[WHAT IS REQUIRED] Return the listing below exactly as given, starting at its first line and ending at the line that contains "table-cell-value: 6,7% (865, 266, 903, 285)".

[DATA FOR THIS EXERCISE]
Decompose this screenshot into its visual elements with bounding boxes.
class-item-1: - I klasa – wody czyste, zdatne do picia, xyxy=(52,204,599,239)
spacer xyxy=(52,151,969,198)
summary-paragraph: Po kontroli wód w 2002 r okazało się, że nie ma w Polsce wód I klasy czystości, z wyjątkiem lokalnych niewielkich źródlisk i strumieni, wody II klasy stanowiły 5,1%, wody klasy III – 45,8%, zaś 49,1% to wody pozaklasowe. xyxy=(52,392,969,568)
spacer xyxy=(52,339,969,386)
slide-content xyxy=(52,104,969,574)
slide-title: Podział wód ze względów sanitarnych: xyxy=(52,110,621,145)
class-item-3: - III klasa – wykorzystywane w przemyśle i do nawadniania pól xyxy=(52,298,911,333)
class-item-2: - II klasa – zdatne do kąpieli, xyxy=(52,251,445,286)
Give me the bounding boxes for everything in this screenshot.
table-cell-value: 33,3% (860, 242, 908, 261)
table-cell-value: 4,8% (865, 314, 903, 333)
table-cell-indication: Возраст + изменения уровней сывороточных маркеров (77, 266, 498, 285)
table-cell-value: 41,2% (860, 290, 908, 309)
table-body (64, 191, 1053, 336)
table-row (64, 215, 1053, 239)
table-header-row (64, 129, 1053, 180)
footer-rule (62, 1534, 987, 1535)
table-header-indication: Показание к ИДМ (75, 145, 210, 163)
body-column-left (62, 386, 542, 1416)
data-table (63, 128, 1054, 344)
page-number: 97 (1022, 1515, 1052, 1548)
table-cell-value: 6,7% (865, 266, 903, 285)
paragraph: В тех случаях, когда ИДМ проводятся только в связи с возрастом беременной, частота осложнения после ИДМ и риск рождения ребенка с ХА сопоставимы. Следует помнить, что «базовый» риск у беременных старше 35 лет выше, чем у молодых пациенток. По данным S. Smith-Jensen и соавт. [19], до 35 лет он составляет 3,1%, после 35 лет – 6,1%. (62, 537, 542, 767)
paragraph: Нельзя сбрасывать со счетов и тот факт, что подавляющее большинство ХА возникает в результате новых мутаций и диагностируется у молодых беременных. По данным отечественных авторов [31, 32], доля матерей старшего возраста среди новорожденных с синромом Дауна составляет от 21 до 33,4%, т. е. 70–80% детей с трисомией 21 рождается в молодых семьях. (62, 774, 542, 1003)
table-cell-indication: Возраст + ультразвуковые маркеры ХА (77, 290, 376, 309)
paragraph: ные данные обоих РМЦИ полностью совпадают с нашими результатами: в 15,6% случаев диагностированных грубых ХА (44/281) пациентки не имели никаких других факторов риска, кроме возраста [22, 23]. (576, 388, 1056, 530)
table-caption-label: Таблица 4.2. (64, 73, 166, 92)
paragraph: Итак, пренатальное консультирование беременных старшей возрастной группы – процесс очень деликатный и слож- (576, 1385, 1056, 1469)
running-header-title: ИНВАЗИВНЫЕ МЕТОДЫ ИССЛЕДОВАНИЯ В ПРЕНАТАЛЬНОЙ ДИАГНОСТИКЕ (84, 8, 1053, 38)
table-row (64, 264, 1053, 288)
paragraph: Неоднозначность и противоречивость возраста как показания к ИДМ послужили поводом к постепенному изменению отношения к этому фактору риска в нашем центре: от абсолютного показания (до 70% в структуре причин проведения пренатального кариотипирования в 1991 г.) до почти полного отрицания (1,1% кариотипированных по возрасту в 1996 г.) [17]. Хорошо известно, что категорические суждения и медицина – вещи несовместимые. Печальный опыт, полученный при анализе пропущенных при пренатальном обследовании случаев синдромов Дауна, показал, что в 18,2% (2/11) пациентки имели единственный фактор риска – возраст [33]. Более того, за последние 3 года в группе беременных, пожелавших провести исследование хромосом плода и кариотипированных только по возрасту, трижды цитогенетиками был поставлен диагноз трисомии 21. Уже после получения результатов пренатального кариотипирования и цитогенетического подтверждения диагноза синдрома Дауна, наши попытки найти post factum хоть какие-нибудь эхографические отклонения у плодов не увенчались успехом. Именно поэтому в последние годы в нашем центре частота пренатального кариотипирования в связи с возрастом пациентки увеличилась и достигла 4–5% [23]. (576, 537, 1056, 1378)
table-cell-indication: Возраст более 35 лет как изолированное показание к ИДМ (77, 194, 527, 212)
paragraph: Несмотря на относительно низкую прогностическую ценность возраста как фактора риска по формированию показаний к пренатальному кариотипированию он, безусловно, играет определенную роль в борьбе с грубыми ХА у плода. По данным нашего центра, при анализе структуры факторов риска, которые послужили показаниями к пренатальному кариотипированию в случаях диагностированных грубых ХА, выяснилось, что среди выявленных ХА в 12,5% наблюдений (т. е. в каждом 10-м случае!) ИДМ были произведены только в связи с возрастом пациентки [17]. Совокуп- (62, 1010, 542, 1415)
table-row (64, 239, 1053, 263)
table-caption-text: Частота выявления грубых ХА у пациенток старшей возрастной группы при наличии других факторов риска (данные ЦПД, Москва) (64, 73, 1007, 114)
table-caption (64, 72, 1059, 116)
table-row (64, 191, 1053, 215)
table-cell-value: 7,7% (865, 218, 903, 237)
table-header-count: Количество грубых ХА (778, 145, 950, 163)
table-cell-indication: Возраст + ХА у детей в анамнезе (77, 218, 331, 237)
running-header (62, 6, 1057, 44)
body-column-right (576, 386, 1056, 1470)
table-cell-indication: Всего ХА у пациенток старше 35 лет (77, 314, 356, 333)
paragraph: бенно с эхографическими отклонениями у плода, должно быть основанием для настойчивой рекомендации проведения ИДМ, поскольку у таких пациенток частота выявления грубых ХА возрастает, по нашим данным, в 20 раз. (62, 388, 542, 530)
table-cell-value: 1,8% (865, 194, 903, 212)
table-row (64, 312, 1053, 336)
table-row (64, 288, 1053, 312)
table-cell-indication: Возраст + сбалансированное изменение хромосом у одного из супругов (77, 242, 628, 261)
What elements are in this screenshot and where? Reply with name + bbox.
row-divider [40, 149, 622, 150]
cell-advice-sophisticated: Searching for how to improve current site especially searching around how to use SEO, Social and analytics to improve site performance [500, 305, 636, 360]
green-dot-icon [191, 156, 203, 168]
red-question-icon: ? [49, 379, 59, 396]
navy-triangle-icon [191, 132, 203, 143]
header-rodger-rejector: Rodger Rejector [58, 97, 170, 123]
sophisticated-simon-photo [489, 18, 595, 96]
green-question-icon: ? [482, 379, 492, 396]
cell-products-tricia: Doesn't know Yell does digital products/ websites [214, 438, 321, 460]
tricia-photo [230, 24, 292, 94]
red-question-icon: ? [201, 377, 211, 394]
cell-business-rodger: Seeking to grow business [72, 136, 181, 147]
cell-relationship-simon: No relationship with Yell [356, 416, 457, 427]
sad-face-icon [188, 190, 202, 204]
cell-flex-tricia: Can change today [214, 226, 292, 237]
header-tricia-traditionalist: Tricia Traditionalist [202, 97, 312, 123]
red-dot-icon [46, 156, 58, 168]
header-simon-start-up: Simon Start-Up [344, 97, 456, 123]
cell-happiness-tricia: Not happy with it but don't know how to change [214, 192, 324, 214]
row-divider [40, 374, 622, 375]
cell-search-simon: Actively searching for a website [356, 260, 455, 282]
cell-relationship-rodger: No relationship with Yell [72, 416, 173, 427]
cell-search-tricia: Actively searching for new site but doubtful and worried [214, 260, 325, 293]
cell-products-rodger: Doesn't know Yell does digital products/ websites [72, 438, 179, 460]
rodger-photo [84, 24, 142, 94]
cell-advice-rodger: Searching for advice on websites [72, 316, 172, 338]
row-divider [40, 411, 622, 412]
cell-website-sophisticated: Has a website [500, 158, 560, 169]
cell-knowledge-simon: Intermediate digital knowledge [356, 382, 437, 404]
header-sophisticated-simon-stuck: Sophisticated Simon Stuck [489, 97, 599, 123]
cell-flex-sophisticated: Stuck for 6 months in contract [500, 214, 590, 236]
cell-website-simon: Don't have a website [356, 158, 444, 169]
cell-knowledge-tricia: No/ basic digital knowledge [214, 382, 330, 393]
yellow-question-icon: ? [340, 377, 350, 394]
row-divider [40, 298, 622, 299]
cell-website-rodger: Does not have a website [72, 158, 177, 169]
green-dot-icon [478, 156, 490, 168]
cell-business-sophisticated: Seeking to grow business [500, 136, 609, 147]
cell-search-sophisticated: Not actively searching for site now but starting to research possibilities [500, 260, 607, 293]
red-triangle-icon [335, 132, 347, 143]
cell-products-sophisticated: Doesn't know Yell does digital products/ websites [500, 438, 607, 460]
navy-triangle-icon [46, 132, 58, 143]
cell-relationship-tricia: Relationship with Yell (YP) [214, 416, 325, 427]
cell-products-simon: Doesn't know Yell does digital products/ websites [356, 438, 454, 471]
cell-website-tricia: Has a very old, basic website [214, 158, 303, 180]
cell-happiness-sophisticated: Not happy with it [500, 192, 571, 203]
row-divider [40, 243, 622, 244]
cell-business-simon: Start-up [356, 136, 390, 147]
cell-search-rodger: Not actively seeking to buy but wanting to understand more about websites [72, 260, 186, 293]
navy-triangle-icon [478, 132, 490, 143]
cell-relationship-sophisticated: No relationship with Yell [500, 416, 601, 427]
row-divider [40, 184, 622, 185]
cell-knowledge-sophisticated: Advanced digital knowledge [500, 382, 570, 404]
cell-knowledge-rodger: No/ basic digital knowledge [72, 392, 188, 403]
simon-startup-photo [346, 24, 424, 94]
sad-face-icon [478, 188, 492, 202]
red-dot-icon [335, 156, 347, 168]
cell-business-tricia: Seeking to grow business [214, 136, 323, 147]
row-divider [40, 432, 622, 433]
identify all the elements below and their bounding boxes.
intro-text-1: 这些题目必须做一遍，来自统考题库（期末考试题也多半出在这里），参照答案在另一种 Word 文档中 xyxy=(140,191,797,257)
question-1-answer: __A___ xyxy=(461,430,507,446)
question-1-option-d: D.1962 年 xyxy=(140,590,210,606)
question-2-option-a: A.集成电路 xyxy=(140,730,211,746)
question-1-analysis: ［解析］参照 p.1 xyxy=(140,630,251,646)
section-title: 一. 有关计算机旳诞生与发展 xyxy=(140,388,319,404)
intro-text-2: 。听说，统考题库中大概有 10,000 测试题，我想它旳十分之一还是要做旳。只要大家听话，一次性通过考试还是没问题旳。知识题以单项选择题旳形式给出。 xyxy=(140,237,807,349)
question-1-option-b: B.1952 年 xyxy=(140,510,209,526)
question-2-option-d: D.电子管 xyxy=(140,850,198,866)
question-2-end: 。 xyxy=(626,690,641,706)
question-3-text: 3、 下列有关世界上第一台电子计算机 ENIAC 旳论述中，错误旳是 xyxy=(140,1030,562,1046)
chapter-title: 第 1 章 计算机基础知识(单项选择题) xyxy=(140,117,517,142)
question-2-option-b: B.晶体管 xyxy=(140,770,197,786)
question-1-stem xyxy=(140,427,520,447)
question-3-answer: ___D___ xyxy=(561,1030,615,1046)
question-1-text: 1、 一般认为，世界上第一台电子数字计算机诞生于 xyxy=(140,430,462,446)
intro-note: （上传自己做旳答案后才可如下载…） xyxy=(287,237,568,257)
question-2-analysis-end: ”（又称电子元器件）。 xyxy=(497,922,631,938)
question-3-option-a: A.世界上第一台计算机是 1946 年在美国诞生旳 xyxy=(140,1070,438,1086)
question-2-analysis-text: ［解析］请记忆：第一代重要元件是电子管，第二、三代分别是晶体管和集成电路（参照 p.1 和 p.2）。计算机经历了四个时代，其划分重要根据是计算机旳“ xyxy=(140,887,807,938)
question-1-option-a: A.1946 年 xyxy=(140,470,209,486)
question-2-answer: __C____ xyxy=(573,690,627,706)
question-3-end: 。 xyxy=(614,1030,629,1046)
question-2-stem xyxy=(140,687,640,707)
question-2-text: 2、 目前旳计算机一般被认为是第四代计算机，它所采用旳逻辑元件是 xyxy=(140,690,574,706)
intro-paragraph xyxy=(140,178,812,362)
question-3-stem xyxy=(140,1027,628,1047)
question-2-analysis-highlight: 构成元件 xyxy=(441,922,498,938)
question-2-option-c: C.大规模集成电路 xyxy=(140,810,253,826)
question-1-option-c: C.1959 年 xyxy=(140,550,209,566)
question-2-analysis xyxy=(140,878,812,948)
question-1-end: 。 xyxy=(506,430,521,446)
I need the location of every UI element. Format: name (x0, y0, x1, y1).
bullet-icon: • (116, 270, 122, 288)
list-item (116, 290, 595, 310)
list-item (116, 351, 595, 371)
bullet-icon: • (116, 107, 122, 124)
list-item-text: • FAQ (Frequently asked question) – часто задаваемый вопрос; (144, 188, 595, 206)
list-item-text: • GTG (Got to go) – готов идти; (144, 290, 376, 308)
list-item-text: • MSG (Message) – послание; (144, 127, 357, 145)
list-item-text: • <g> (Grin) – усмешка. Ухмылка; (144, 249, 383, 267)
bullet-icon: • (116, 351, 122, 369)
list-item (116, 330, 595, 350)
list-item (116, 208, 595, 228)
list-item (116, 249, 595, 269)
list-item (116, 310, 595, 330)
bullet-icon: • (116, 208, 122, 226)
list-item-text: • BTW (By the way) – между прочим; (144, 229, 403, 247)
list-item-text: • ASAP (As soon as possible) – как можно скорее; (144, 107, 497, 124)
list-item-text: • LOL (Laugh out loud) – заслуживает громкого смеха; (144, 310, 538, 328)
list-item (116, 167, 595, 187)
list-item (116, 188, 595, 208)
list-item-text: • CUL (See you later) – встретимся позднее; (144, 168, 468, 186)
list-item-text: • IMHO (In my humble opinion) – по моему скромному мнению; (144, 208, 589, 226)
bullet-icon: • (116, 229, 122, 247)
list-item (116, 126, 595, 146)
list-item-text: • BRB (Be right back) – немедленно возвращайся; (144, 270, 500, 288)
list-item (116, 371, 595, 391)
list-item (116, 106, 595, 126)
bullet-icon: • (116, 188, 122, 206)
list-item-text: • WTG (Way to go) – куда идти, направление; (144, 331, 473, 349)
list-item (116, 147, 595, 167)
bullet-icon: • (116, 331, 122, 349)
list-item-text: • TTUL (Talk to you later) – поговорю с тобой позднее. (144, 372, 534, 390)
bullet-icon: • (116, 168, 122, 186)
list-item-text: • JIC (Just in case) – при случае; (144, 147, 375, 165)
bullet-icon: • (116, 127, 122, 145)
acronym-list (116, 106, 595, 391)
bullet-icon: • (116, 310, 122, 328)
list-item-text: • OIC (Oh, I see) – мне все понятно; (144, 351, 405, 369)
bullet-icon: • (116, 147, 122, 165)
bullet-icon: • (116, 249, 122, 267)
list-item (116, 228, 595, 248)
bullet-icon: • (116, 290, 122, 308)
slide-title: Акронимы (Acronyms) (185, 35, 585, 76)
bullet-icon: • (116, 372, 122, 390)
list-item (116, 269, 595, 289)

[COMPLETE ANSWER]
Decompose this screenshot into its visual elements with bounding boxes.
class-item-1: - I klasa – wody czyste, zdatne do picia, xyxy=(52,204,599,239)
spacer xyxy=(52,151,969,198)
summary-paragraph: Po kontroli wód w 2002 r okazało się, że nie ma w Polsce wód I klasy czystości, z wyjątkiem lokalnych niewielkich źródlisk i strumieni, wody II klasy stanowiły 5,1%, wody klasy III – 45,8%, zaś 49,1% to wody pozaklasowe. xyxy=(52,392,969,568)
spacer xyxy=(52,339,969,386)
slide-content xyxy=(52,104,969,574)
slide-title: Podział wód ze względów sanitarnych: xyxy=(52,110,621,145)
class-item-3: - III klasa – wykorzystywane w przemyśle i do nawadniania pól xyxy=(52,298,911,333)
class-item-2: - II klasa – zdatne do kąpieli, xyxy=(52,251,445,286)
Give me the bounding boxes for everything in this screenshot.
table-cell-value: 33,3% (860, 242, 908, 261)
table-cell-value: 4,8% (865, 314, 903, 333)
table-cell-indication: Возраст + изменения уровней сывороточных маркеров (77, 266, 498, 285)
table-cell-value: 41,2% (860, 290, 908, 309)
table-body (64, 191, 1053, 336)
table-row (64, 215, 1053, 239)
table-header-row (64, 129, 1053, 180)
footer-rule (62, 1534, 987, 1535)
table-header-indication: Показание к ИДМ (75, 145, 210, 163)
body-column-left (62, 386, 542, 1416)
data-table (63, 128, 1054, 344)
page-number: 97 (1022, 1515, 1052, 1548)
table-cell-value: 6,7% (865, 266, 903, 285)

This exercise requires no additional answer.